Data records:
################

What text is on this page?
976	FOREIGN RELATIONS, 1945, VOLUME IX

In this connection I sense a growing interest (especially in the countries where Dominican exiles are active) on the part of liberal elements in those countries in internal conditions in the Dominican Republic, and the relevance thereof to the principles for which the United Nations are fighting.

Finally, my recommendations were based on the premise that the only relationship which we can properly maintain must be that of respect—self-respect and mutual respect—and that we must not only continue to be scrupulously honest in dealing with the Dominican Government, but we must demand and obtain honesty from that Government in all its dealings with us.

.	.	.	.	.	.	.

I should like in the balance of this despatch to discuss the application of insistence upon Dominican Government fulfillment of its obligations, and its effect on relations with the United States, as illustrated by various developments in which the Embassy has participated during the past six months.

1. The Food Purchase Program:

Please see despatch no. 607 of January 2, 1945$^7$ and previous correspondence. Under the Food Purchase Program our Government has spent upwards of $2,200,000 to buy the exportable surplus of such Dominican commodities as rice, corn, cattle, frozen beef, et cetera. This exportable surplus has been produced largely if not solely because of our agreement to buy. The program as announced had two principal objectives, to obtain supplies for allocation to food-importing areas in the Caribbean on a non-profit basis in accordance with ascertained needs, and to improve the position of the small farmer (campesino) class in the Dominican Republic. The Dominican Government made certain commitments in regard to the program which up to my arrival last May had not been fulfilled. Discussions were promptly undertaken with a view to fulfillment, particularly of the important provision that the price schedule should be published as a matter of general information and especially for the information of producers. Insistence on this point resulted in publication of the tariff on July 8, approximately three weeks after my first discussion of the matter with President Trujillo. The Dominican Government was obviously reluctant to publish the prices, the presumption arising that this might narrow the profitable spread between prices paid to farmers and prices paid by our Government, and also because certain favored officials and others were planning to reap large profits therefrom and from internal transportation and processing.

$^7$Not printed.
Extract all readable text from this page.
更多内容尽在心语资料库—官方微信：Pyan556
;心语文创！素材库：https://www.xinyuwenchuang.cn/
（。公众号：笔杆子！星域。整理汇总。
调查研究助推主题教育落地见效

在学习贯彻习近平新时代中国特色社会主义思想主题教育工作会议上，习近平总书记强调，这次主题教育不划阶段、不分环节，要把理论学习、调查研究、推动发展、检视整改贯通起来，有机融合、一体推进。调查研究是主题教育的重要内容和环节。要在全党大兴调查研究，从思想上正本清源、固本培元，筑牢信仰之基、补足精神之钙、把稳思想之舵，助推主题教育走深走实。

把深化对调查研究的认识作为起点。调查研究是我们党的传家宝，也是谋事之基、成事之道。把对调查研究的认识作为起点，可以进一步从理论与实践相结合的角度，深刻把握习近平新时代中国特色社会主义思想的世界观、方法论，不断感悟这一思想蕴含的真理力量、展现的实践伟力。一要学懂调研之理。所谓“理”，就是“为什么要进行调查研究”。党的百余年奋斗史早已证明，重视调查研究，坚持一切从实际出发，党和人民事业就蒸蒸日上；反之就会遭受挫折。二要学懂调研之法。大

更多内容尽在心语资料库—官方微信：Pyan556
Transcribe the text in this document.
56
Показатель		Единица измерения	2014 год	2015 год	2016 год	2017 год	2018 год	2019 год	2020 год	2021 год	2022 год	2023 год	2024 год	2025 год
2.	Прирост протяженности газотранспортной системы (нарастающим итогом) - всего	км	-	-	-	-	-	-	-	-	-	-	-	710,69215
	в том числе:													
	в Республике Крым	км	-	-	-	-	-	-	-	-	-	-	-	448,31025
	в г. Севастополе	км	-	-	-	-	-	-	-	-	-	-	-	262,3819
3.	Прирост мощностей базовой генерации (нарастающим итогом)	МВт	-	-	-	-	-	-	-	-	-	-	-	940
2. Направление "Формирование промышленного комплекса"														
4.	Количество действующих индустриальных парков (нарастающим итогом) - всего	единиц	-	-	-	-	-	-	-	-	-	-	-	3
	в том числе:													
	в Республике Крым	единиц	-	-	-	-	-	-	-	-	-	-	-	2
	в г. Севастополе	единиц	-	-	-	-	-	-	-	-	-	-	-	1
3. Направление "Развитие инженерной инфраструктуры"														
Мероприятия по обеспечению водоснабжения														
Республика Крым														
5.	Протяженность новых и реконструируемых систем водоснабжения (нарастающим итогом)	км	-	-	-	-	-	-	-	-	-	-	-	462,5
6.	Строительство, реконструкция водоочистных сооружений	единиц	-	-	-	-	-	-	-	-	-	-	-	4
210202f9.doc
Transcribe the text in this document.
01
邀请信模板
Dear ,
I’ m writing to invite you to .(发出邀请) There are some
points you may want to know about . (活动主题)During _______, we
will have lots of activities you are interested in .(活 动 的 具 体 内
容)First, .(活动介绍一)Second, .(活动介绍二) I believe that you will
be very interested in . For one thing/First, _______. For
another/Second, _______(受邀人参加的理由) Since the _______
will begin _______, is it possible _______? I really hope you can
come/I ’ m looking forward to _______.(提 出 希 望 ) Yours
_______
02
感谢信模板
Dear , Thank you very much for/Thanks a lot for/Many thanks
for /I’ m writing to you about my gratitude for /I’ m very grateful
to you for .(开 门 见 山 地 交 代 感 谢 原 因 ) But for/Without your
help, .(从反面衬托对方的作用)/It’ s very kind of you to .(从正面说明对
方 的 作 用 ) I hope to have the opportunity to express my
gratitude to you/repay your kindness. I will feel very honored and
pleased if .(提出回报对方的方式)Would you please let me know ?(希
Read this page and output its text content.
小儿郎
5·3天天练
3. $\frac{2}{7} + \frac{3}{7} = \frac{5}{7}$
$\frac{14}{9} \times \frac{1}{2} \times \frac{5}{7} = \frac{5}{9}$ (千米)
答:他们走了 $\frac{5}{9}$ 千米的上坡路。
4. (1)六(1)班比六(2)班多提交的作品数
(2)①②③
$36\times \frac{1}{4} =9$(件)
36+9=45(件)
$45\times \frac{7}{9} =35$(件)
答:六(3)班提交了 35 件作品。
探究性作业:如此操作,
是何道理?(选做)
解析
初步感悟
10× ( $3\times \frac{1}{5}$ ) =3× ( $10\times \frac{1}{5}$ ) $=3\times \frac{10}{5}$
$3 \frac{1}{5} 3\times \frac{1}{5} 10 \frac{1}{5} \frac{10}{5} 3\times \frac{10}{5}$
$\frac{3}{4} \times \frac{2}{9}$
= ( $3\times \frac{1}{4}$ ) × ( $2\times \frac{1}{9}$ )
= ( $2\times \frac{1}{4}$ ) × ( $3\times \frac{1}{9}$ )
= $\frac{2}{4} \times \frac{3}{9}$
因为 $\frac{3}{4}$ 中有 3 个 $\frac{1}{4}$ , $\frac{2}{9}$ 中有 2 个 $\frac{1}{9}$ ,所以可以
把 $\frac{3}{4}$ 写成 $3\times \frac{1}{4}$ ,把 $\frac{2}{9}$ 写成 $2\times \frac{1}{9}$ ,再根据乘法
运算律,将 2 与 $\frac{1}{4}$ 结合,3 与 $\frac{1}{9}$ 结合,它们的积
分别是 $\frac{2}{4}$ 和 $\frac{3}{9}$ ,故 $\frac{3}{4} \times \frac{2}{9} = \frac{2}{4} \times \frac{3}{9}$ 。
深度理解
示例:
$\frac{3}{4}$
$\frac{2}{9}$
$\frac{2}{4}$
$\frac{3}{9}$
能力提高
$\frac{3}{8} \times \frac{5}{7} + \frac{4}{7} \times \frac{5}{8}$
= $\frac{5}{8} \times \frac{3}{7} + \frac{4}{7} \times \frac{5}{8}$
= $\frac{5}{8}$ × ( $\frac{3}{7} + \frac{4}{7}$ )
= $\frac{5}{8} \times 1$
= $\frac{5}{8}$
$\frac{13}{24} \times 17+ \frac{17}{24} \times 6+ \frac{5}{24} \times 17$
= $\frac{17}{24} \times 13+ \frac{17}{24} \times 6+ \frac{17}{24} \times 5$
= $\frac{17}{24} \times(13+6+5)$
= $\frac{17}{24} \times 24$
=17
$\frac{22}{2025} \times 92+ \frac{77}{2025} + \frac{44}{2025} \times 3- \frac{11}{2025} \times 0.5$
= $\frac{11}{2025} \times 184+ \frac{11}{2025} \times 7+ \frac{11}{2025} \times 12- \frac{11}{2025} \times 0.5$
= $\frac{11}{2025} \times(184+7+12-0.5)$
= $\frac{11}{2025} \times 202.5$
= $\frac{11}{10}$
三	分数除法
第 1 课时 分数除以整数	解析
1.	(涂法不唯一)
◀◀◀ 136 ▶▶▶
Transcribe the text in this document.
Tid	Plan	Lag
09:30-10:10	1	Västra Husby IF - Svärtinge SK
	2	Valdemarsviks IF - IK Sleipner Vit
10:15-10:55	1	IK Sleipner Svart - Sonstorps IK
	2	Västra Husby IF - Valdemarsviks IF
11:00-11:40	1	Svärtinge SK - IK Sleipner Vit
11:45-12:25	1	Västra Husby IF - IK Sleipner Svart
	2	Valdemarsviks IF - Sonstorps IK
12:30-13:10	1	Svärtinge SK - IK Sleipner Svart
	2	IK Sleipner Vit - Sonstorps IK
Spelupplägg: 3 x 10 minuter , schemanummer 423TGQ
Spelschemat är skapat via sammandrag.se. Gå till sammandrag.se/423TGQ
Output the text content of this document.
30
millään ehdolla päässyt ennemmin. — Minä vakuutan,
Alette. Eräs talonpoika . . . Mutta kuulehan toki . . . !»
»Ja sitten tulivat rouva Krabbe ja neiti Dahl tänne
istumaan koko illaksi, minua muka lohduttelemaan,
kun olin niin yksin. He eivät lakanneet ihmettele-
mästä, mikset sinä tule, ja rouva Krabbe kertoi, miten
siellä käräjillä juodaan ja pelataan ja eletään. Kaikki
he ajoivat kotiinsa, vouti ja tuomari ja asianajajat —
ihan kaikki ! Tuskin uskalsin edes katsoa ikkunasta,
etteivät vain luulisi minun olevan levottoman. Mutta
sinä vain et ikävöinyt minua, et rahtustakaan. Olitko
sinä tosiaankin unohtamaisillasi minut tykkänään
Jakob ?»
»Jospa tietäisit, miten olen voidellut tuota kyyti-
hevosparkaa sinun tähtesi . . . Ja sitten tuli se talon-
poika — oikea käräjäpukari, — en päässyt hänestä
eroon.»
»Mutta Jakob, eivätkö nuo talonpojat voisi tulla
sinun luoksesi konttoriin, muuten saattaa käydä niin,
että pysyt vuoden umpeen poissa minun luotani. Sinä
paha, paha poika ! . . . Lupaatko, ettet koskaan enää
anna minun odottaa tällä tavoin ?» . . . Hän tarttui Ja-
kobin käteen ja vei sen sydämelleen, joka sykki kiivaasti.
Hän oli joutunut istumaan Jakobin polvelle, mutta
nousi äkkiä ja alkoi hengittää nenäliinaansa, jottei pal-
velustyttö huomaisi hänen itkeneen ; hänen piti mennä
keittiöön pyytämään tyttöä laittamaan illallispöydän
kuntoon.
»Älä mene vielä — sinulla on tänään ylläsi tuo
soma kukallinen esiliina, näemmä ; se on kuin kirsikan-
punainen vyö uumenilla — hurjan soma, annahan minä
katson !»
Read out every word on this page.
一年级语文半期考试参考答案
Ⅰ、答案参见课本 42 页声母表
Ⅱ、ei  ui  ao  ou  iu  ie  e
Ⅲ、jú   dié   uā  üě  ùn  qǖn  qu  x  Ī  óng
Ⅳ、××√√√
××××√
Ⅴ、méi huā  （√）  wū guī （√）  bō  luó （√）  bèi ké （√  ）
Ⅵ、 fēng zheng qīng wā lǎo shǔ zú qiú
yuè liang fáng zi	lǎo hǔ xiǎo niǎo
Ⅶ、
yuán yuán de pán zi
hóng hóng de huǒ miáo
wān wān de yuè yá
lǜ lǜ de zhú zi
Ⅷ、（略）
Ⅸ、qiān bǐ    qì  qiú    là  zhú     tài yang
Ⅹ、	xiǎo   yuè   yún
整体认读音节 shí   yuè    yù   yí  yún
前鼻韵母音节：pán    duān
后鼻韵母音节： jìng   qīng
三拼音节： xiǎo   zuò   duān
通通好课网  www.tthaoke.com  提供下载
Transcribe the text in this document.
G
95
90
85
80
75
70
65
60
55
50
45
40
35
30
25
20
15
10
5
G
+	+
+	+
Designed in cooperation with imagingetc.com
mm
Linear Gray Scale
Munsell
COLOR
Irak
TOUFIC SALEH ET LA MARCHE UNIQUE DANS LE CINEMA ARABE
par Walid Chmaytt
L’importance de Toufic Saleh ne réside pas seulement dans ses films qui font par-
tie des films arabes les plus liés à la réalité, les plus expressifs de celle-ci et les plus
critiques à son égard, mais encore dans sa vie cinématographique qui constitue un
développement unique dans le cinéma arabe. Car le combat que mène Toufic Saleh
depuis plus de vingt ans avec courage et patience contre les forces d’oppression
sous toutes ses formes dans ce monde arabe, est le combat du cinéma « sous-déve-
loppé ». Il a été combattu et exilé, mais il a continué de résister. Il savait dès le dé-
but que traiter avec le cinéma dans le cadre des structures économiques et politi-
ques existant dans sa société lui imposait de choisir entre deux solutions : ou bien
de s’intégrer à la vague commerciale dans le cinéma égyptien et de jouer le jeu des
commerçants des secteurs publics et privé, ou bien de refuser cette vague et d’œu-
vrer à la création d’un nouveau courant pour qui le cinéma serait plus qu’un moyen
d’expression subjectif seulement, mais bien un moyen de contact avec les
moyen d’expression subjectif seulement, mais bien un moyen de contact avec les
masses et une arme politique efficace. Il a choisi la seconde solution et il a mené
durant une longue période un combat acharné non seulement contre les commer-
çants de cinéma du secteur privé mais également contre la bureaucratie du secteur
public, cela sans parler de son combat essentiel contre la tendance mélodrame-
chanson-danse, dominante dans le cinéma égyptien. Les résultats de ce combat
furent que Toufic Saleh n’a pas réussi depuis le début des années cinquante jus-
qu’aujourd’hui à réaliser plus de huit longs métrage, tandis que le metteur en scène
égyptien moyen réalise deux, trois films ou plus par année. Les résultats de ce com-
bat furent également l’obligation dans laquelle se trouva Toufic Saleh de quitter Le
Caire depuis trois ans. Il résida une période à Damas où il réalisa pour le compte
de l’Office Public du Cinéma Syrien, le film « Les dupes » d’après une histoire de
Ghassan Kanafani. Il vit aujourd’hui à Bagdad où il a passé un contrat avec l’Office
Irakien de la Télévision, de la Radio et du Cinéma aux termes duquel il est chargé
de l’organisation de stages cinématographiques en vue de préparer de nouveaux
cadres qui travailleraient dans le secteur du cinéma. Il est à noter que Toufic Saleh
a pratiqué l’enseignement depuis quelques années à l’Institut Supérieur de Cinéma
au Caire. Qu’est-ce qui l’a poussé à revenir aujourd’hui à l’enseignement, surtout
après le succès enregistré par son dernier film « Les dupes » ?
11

################

* [Task objective]: From the records above, pull out each line that has "United".

* [Solution to the problem]:
In this connection I sense a growing interest (especially in the countries where Dominican exiles are active) on the part of liberal elements in those countries in internal conditions in the Dominican Republic, and the relevance thereof to the principles for which the United Nations are fighting.
I should like in the balance of this despatch to discuss the application of insistence upon Dominican Government fulfillment of its obligations, and its effect on relations with the United States, as illustrated by various developments in which the Embassy has participated during the past six months.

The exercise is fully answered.